Problem description: Go through the listing beneath this task and return every line that carries the string "Kaiser".

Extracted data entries
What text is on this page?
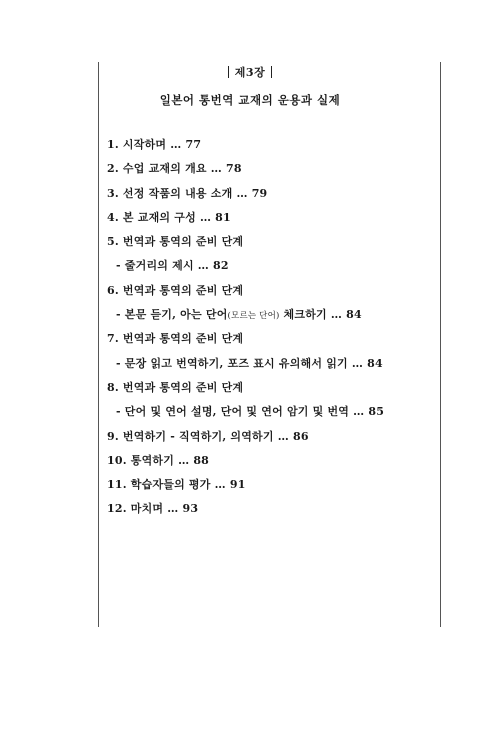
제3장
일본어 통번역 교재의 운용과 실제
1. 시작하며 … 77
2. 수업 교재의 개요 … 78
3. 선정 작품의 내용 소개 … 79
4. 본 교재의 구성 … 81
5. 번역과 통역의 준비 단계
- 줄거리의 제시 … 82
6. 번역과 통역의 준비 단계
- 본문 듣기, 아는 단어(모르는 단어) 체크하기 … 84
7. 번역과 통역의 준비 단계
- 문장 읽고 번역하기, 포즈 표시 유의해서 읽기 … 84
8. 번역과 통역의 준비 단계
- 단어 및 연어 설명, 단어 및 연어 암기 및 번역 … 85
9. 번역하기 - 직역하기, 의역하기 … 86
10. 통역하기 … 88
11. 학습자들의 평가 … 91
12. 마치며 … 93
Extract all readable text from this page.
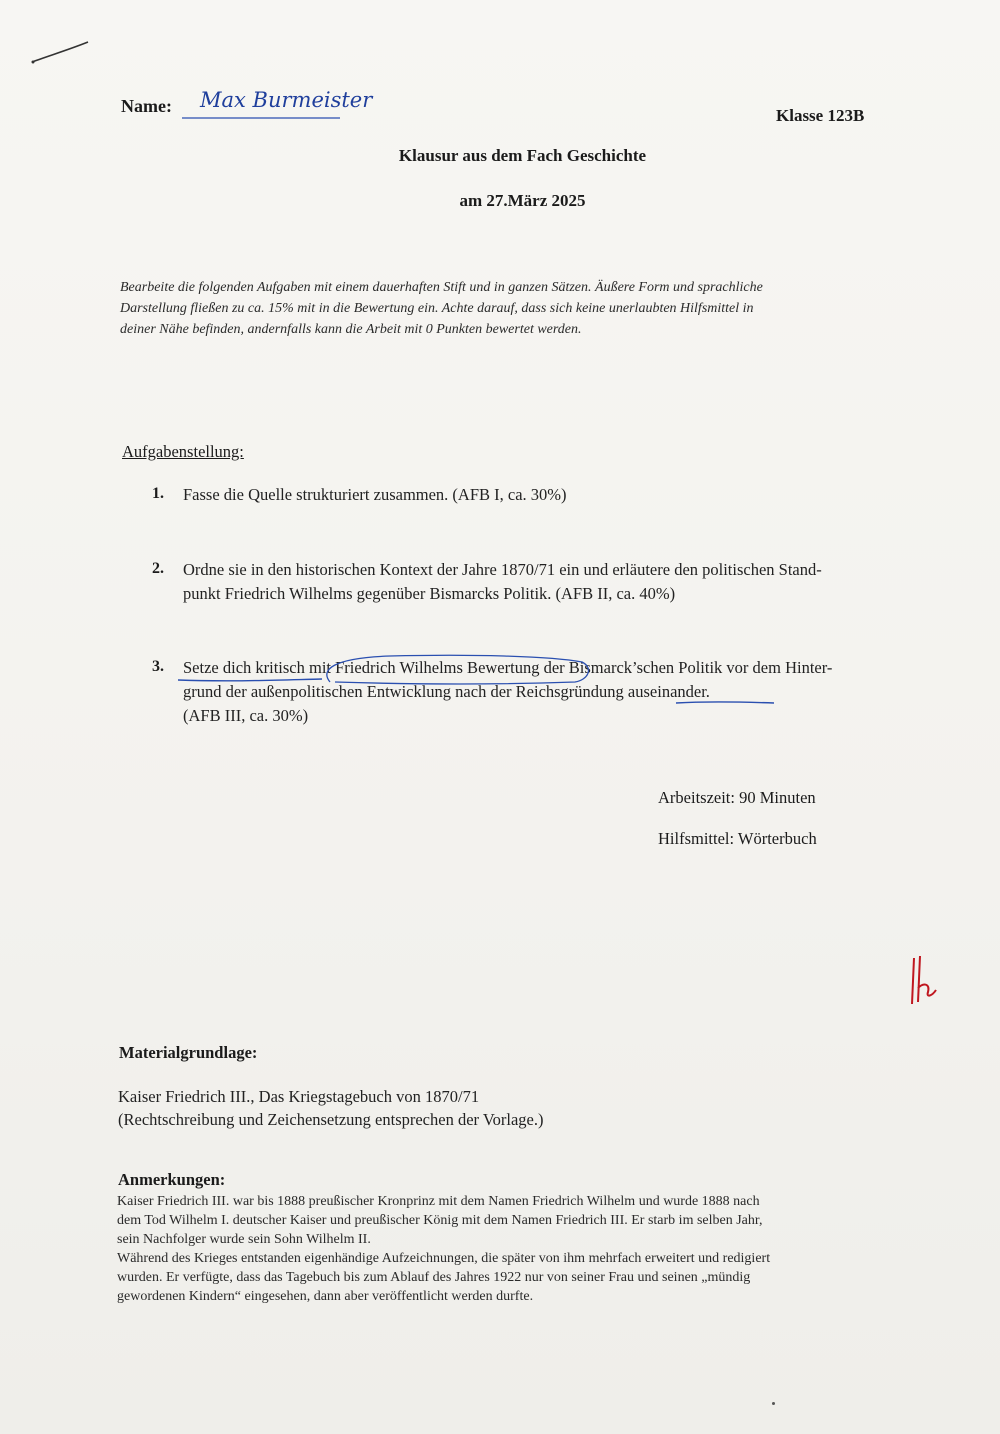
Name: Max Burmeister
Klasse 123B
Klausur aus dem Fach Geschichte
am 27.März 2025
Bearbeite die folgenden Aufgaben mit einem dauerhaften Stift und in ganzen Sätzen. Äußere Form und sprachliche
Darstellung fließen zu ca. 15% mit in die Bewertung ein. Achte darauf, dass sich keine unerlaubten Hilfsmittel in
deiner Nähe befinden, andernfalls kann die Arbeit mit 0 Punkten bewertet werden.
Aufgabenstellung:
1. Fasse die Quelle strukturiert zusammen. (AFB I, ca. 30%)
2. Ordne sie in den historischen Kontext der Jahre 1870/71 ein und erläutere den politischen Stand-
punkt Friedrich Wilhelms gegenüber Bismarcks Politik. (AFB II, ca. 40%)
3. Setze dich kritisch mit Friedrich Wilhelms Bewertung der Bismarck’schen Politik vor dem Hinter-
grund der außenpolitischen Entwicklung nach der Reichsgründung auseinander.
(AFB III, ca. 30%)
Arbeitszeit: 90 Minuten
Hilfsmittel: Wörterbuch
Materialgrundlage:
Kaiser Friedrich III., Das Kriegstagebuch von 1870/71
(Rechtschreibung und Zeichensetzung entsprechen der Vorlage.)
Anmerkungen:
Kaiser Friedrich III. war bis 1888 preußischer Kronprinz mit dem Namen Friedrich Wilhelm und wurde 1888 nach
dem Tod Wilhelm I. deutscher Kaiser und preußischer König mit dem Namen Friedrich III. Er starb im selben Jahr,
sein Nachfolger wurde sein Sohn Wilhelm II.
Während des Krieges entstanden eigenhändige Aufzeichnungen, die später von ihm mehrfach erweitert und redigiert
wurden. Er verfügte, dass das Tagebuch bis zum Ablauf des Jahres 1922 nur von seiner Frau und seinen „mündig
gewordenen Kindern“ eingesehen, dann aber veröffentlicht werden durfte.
* * *
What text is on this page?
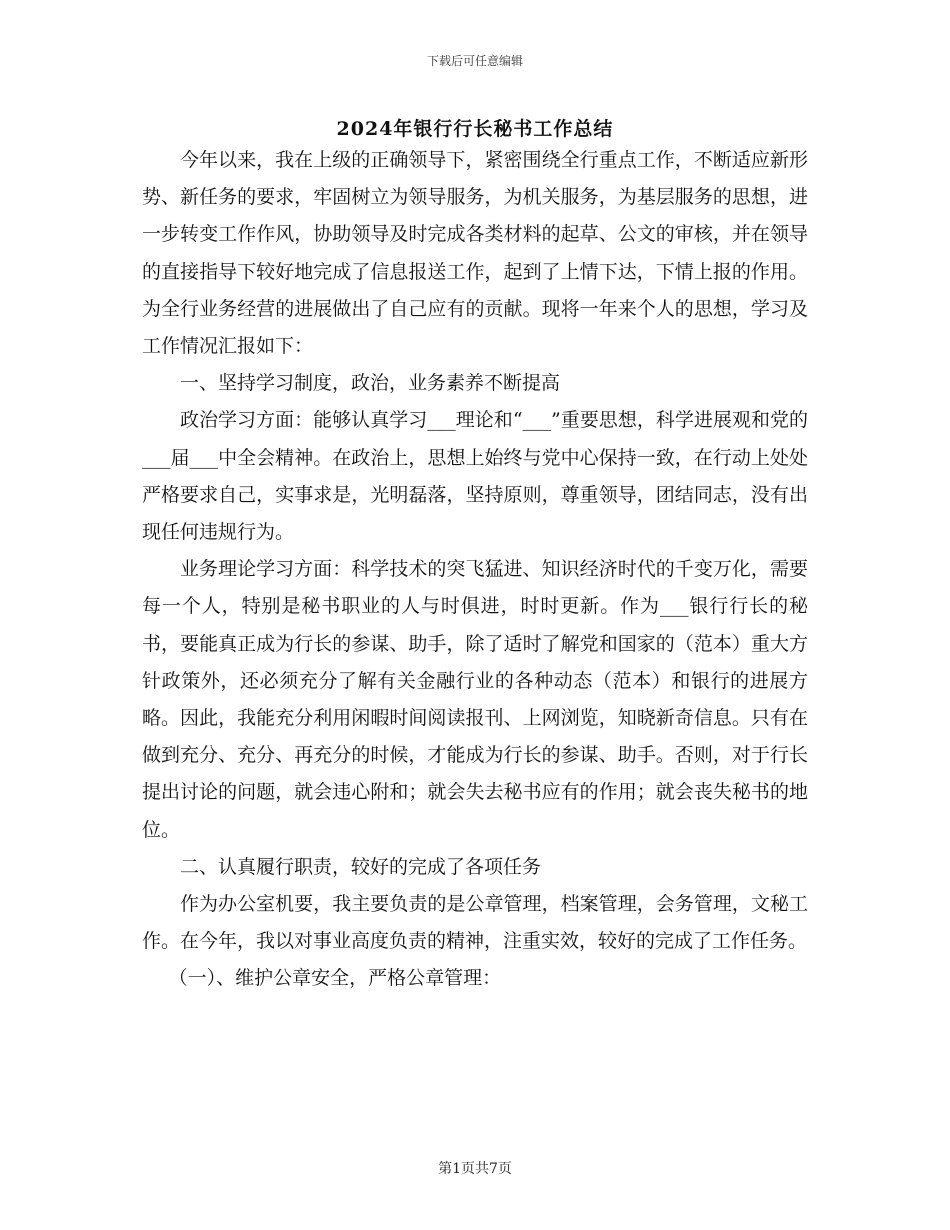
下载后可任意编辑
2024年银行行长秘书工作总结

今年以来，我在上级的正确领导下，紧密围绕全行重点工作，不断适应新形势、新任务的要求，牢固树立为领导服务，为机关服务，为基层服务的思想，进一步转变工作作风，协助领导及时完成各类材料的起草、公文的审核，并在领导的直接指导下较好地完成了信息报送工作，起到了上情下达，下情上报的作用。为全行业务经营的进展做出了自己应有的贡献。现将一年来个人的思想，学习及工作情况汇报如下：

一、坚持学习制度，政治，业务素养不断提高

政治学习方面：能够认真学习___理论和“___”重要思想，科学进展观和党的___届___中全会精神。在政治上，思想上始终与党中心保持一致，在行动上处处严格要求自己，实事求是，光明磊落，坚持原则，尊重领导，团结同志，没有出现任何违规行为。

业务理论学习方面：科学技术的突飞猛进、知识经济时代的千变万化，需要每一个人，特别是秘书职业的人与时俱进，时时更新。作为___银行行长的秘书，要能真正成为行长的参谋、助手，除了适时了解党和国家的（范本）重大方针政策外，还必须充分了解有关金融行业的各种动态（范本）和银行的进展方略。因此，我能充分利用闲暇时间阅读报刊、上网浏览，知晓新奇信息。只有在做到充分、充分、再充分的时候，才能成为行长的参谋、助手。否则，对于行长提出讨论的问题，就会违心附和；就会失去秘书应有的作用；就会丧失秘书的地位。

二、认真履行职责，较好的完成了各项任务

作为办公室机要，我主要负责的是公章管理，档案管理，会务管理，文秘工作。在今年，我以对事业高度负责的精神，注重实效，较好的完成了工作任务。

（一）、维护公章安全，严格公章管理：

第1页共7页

Output of the exercise:
Kaiser Friedrich III., Das Kriegstagebuch von 1870/71
Kaiser Friedrich III. war bis 1888 preußischer Kronprinz mit dem Namen Friedrich Wilhelm und wurde 1888 nach
dem Tod Wilhelm I. deutscher Kaiser und preußischer König mit dem Namen Friedrich III. Er starb im selben Jahr,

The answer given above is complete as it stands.